Task instructions = Write out the records below once more, exactly as they stand.

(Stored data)

* START *

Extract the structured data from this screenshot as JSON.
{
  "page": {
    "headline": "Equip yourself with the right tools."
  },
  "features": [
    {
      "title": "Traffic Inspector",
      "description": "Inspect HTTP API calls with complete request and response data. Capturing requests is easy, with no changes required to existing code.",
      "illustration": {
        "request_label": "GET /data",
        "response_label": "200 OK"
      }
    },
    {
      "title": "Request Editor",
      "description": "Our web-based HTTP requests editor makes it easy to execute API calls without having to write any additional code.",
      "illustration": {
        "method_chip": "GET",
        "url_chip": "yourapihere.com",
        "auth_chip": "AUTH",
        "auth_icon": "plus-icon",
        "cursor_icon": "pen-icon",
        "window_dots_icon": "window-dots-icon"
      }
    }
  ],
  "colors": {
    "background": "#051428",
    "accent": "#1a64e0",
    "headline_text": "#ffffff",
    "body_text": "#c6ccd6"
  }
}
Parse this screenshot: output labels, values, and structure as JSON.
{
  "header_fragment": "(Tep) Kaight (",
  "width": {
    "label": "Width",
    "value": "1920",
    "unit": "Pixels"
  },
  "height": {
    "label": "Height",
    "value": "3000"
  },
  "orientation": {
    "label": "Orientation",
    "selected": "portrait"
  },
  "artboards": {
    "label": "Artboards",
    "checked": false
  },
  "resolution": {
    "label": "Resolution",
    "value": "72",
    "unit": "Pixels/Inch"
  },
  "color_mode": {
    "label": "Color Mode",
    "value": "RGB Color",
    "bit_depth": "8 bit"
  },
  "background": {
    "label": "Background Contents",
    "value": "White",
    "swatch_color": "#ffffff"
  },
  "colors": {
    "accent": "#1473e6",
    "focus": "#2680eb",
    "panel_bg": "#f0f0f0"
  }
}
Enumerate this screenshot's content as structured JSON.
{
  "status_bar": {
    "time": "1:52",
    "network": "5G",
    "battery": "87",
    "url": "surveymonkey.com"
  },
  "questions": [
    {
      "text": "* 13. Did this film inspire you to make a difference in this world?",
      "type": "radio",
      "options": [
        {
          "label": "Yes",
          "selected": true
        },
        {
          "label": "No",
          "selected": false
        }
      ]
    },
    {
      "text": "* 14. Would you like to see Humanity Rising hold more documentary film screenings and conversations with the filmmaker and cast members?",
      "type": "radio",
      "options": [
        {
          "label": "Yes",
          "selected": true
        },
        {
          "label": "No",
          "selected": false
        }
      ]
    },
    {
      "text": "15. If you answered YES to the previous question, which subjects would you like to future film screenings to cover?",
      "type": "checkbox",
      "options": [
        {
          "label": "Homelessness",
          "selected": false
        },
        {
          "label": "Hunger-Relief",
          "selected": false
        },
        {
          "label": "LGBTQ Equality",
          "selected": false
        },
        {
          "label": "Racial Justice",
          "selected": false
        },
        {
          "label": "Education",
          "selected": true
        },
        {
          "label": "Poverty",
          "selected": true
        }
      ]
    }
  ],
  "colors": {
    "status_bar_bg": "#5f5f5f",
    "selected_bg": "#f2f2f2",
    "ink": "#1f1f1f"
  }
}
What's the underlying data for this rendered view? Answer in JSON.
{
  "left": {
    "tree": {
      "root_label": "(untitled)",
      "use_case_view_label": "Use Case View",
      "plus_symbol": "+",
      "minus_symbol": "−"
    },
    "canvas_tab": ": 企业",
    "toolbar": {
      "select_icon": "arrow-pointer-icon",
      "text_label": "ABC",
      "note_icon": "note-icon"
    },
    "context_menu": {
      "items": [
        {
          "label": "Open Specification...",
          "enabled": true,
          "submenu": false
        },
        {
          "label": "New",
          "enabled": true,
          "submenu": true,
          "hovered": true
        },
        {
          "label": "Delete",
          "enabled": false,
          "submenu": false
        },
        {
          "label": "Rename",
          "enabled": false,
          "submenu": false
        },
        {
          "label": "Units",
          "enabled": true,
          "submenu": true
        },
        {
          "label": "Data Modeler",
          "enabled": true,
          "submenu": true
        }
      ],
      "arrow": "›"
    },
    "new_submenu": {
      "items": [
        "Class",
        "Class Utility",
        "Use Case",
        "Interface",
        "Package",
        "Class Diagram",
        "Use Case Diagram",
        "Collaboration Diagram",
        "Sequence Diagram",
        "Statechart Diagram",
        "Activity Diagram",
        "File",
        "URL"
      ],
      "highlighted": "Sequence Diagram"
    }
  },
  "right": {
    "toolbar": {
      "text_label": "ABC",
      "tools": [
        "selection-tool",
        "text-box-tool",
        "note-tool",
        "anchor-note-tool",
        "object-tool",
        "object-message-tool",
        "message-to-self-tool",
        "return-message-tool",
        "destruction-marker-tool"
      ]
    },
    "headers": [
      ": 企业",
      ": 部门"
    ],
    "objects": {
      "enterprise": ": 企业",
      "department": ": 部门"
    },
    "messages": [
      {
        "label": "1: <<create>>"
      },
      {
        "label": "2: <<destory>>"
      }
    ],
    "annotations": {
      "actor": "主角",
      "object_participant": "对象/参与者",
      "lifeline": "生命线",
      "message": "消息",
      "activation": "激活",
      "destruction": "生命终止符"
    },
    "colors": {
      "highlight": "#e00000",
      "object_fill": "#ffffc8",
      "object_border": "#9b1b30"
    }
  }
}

* END *

Answer for the task =
Extract the structured data from this screenshot as JSON.
{
  "page": {
    "headline": "Equip yourself with the right tools."
  },
  "features": [
    {
      "title": "Traffic Inspector",
      "description": "Inspect HTTP API calls with complete request and response data. Capturing requests is easy, with no changes required to existing code.",
      "illustration": {
        "request_label": "GET /data",
        "response_label": "200 OK"
      }
    },
    {
      "title": "Request Editor",
      "description": "Our web-based HTTP requests editor makes it easy to execute API calls without having to write any additional code.",
      "illustration": {
        "method_chip": "GET",
        "url_chip": "yourapihere.com",
        "auth_chip": "AUTH",
        "auth_icon": "plus-icon",
        "cursor_icon": "pen-icon",
        "window_dots_icon": "window-dots-icon"
      }
    }
  ],
  "colors": {
    "background": "#051428",
    "accent": "#1a64e0",
    "headline_text": "#ffffff",
    "body_text": "#c6ccd6"
  }
}
Parse this screenshot: output labels, values, and structure as JSON.
{
  "header_fragment": "(Tep) Kaight (",
  "width": {
    "label": "Width",
    "value": "1920",
    "unit": "Pixels"
  },
  "height": {
    "label": "Height",
    "value": "3000"
  },
  "orientation": {
    "label": "Orientation",
    "selected": "portrait"
  },
  "artboards": {
    "label": "Artboards",
    "checked": false
  },
  "resolution": {
    "label": "Resolution",
    "value": "72",
    "unit": "Pixels/Inch"
  },
  "color_mode": {
    "label": "Color Mode",
    "value": "RGB Color",
    "bit_depth": "8 bit"
  },
  "background": {
    "label": "Background Contents",
    "value": "White",
    "swatch_color": "#ffffff"
  },
  "colors": {
    "accent": "#1473e6",
    "focus": "#2680eb",
    "panel_bg": "#f0f0f0"
  }
}
Enumerate this screenshot's content as structured JSON.
{
  "status_bar": {
    "time": "1:52",
    "network": "5G",
    "battery": "87",
    "url": "surveymonkey.com"
  },
  "questions": [
    {
      "text": "* 13. Did this film inspire you to make a difference in this world?",
      "type": "radio",
      "options": [
        {
          "label": "Yes",
          "selected": true
        },
        {
          "label": "No",
          "selected": false
        }
      ]
    },
    {
      "text": "* 14. Would you like to see Humanity Rising hold more documentary film screenings and conversations with the filmmaker and cast members?",
      "type": "radio",
      "options": [
        {
          "label": "Yes",
          "selected": true
        },
        {
          "label": "No",
          "selected": false
        }
      ]
    },
    {
      "text": "15. If you answered YES to the previous question, which subjects would you like to future film screenings to cover?",
      "type": "checkbox",
      "options": [
        {
          "label": "Homelessness",
          "selected": false
        },
        {
          "label": "Hunger-Relief",
          "selected": false
        },
        {
          "label": "LGBTQ Equality",
          "selected": false
        },
        {
          "label": "Racial Justice",
          "selected": false
        },
        {
          "label": "Education",
          "selected": true
        },
        {
          "label": "Poverty",
          "selected": true
        }
      ]
    }
  ],
  "colors": {
    "status_bar_bg": "#5f5f5f",
    "selected_bg": "#f2f2f2",
    "ink": "#1f1f1f"
  }
}
What's the underlying data for this rendered view? Answer in JSON.
{
  "left": {
    "tree": {
      "root_label": "(untitled)",
      "use_case_view_label": "Use Case View",
      "plus_symbol": "+",
      "minus_symbol": "−"
    },
    "canvas_tab": ": 企业",
    "toolbar": {
      "select_icon": "arrow-pointer-icon",
      "text_label": "ABC",
      "note_icon": "note-icon"
    },
    "context_menu": {
      "items": [
        {
          "label": "Open Specification...",
          "enabled": true,
          "submenu": false
        },
        {
          "label": "New",
          "enabled": true,
          "submenu": true,
          "hovered": true
        },
        {
          "label": "Delete",
          "enabled": false,
          "submenu": false
        },
        {
          "label": "Rename",
          "enabled": false,
          "submenu": false
        },
        {
          "label": "Units",
          "enabled": true,
          "submenu": true
        },
        {
          "label": "Data Modeler",
          "enabled": true,
          "submenu": true
        }
      ],
      "arrow": "›"
    },
    "new_submenu": {
      "items": [
        "Class",
        "Class Utility",
        "Use Case",
        "Interface",
        "Package",
        "Class Diagram",
        "Use Case Diagram",
        "Collaboration Diagram",
        "Sequence Diagram",
        "Statechart Diagram",
        "Activity Diagram",
        "File",
        "URL"
      ],
      "highlighted": "Sequence Diagram"
    }
  },
  "right": {
    "toolbar": {
      "text_label": "ABC",
      "tools": [
        "selection-tool",
        "text-box-tool",
        "note-tool",
        "anchor-note-tool",
        "object-tool",
        "object-message-tool",
        "message-to-self-tool",
        "return-message-tool",
        "destruction-marker-tool"
      ]
    },
    "headers": [
      ": 企业",
      ": 部门"
    ],
    "objects": {
      "enterprise": ": 企业",
      "department": ": 部门"
    },
    "messages": [
      {
        "label": "1: <<create>>"
      },
      {
        "label": "2: <<destory>>"
      }
    ],
    "annotations": {
      "actor": "主角",
      "object_participant": "对象/参与者",
      "lifeline": "生命线",
      "message": "消息",
      "activation": "激活",
      "destruction": "生命终止符"
    },
    "colors": {
      "highlight": "#e00000",
      "object_fill": "#ffffc8",
      "object_border": "#9b1b30"
    }
  }
}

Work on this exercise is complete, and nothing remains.